● Short exercise
Extract every line below, verbatim.

(Rows from a dataset)
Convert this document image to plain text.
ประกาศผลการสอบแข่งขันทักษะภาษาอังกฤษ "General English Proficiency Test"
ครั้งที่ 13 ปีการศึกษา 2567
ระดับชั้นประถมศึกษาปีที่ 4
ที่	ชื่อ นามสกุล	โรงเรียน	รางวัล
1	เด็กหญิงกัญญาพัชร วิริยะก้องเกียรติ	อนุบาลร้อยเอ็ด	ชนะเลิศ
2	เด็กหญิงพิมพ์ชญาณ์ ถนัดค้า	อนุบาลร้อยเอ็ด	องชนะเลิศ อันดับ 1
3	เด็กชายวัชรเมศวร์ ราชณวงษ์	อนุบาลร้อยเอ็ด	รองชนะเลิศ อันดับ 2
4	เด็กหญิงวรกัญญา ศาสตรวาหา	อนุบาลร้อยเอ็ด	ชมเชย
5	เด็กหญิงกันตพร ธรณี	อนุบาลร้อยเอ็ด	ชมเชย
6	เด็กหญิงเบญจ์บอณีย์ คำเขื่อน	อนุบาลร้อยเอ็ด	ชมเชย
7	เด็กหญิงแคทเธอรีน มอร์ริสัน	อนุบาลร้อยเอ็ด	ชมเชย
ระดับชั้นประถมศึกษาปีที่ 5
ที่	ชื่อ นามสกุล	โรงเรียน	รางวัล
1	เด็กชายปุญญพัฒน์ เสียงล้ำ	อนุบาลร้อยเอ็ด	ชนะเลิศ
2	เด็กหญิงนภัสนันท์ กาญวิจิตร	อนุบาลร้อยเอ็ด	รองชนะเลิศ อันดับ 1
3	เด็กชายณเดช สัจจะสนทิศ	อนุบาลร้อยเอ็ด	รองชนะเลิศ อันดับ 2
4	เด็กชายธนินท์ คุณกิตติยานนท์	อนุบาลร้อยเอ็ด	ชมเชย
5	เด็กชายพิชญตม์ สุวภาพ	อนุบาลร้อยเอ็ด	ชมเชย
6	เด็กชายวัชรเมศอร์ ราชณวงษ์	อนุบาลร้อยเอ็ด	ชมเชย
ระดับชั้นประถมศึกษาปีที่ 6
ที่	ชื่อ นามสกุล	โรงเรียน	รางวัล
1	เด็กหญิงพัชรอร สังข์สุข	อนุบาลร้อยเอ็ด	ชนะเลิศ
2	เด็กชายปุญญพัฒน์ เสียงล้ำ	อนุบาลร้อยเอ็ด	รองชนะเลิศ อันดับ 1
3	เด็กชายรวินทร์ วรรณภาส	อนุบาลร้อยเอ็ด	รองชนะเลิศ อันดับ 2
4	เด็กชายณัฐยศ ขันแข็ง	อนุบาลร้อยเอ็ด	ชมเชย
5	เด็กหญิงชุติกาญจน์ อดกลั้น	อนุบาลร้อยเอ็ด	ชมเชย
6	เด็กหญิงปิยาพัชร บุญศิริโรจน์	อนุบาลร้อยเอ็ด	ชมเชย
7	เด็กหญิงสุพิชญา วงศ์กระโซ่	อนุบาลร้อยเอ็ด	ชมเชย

● Response for this exercise
Convert this document image to plain text.
ประกาศผลการสอบแข่งขันทักษะภาษาอังกฤษ "General English Proficiency Test"
ครั้งที่ 13 ปีการศึกษา 2567
ระดับชั้นประถมศึกษาปีที่ 4
ที่	ชื่อ นามสกุล	โรงเรียน	รางวัล
1	เด็กหญิงกัญญาพัชร วิริยะก้องเกียรติ	อนุบาลร้อยเอ็ด	ชนะเลิศ
2	เด็กหญิงพิมพ์ชญาณ์ ถนัดค้า	อนุบาลร้อยเอ็ด	องชนะเลิศ อันดับ 1
3	เด็กชายวัชรเมศวร์ ราชณวงษ์	อนุบาลร้อยเอ็ด	รองชนะเลิศ อันดับ 2
4	เด็กหญิงวรกัญญา ศาสตรวาหา	อนุบาลร้อยเอ็ด	ชมเชย
5	เด็กหญิงกันตพร ธรณี	อนุบาลร้อยเอ็ด	ชมเชย
6	เด็กหญิงเบญจ์บอณีย์ คำเขื่อน	อนุบาลร้อยเอ็ด	ชมเชย
7	เด็กหญิงแคทเธอรีน มอร์ริสัน	อนุบาลร้อยเอ็ด	ชมเชย
ระดับชั้นประถมศึกษาปีที่ 5
ที่	ชื่อ นามสกุล	โรงเรียน	รางวัล
1	เด็กชายปุญญพัฒน์ เสียงล้ำ	อนุบาลร้อยเอ็ด	ชนะเลิศ
2	เด็กหญิงนภัสนันท์ กาญวิจิตร	อนุบาลร้อยเอ็ด	รองชนะเลิศ อันดับ 1
3	เด็กชายณเดช สัจจะสนทิศ	อนุบาลร้อยเอ็ด	รองชนะเลิศ อันดับ 2
4	เด็กชายธนินท์ คุณกิตติยานนท์	อนุบาลร้อยเอ็ด	ชมเชย
5	เด็กชายพิชญตม์ สุวภาพ	อนุบาลร้อยเอ็ด	ชมเชย
6	เด็กชายวัชรเมศอร์ ราชณวงษ์	อนุบาลร้อยเอ็ด	ชมเชย
ระดับชั้นประถมศึกษาปีที่ 6
ที่	ชื่อ นามสกุล	โรงเรียน	รางวัล
1	เด็กหญิงพัชรอร สังข์สุข	อนุบาลร้อยเอ็ด	ชนะเลิศ
2	เด็กชายปุญญพัฒน์ เสียงล้ำ	อนุบาลร้อยเอ็ด	รองชนะเลิศ อันดับ 1
3	เด็กชายรวินทร์ วรรณภาส	อนุบาลร้อยเอ็ด	รองชนะเลิศ อันดับ 2
4	เด็กชายณัฐยศ ขันแข็ง	อนุบาลร้อยเอ็ด	ชมเชย
5	เด็กหญิงชุติกาญจน์ อดกลั้น	อนุบาลร้อยเอ็ด	ชมเชย
6	เด็กหญิงปิยาพัชร บุญศิริโรจน์	อนุบาลร้อยเอ็ด	ชมเชย
7	เด็กหญิงสุพิชญา วงศ์กระโซ่	อนุบาลร้อยเอ็ด	ชมเชย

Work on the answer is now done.